__SUPPLIED ENTRIES__:

* Begin *

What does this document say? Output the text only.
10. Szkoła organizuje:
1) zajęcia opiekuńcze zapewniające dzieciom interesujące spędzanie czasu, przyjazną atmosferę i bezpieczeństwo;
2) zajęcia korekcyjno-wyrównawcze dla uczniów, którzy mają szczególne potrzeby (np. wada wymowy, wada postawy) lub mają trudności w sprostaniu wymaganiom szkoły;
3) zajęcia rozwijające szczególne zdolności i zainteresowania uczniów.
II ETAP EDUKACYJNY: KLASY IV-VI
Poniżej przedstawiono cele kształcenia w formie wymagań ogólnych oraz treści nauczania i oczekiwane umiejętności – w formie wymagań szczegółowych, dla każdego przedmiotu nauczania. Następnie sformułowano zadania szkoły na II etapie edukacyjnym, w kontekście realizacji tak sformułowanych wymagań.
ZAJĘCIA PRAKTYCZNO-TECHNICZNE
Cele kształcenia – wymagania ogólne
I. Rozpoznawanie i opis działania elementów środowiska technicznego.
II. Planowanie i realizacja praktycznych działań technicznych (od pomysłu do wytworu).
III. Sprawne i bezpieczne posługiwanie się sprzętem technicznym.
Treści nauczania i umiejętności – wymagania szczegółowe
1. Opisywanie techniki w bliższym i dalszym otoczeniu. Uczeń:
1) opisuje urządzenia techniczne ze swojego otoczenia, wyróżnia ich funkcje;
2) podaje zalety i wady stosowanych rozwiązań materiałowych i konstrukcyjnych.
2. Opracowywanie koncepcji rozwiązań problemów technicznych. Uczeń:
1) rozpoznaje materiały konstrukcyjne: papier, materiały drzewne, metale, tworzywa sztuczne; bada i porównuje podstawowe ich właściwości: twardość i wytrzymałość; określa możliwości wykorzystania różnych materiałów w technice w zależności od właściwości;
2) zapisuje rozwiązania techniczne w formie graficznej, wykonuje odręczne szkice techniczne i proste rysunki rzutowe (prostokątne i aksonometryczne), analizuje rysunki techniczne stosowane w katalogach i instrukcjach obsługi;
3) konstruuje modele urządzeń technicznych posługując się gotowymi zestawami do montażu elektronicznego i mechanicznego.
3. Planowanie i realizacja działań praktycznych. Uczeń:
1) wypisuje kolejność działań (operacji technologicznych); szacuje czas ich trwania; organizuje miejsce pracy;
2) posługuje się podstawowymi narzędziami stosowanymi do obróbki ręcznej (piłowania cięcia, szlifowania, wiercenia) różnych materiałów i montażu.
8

* End *

Pull out all lines containing "Planowanie".

__WRITTEN RESPONSE__:
II. Planowanie i realizacja praktycznych działań technicznych (od pomysłu do wytworu).
3. Planowanie i realizacja działań praktycznych. Uczeń:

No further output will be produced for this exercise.